# JOB
Return the records word for word. Any pictures in them are not part of the copy.

§

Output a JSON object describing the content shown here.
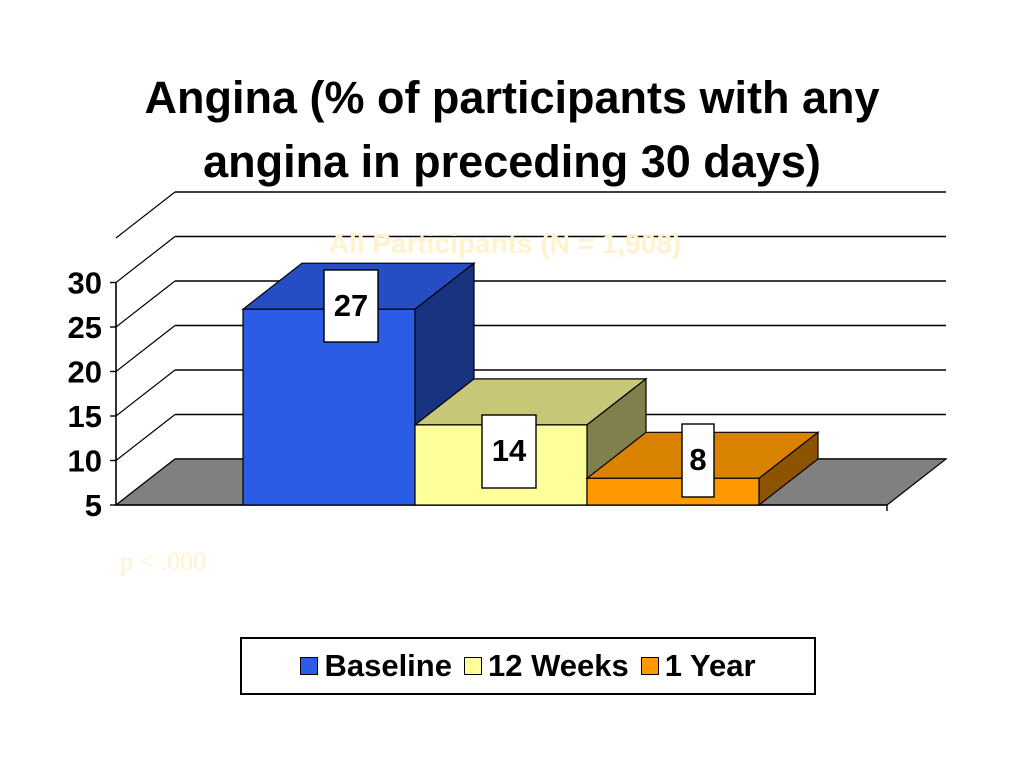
{
  "slide": {
    "title_line1": "Angina (% of participants with any",
    "title_line2": "angina in preceding 30 days)"
  },
  "chart_data": {
    "type": "bar",
    "title": "All Participants (N = 1,908)",
    "annotation": "p < .000",
    "categories": [
      "Baseline",
      "12 Weeks",
      "1 Year"
    ],
    "series": [
      {
        "name": "Baseline",
        "value": 27,
        "color": "#2b5ce6"
      },
      {
        "name": "12 Weeks",
        "value": 14,
        "color": "#ffff99"
      },
      {
        "name": "1 Year",
        "value": 8,
        "color": "#ff9900"
      }
    ],
    "data_labels": [
      "27",
      "14",
      "8"
    ],
    "ylim": [
      5,
      30
    ],
    "yticks": [
      5,
      10,
      15,
      20,
      25,
      30
    ],
    "grid": true,
    "legend_position": "bottom",
    "floor_color": "#808080",
    "faint_text_color": "#fff2cc"
  }
}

§

# REPLY
Output a JSON object describing the content shown here.
{
  "slide": {
    "title_line1": "Angina (% of participants with any",
    "title_line2": "angina in preceding 30 days)"
  },
  "chart_data": {
    "type": "bar",
    "title": "All Participants (N = 1,908)",
    "annotation": "p < .000",
    "categories": [
      "Baseline",
      "12 Weeks",
      "1 Year"
    ],
    "series": [
      {
        "name": "Baseline",
        "value": 27,
        "color": "#2b5ce6"
      },
      {
        "name": "12 Weeks",
        "value": 14,
        "color": "#ffff99"
      },
      {
        "name": "1 Year",
        "value": 8,
        "color": "#ff9900"
      }
    ],
    "data_labels": [
      "27",
      "14",
      "8"
    ],
    "ylim": [
      5,
      30
    ],
    "yticks": [
      5,
      10,
      15,
      20,
      25,
      30
    ],
    "grid": true,
    "legend_position": "bottom",
    "floor_color": "#808080",
    "faint_text_color": "#fff2cc"
  }
}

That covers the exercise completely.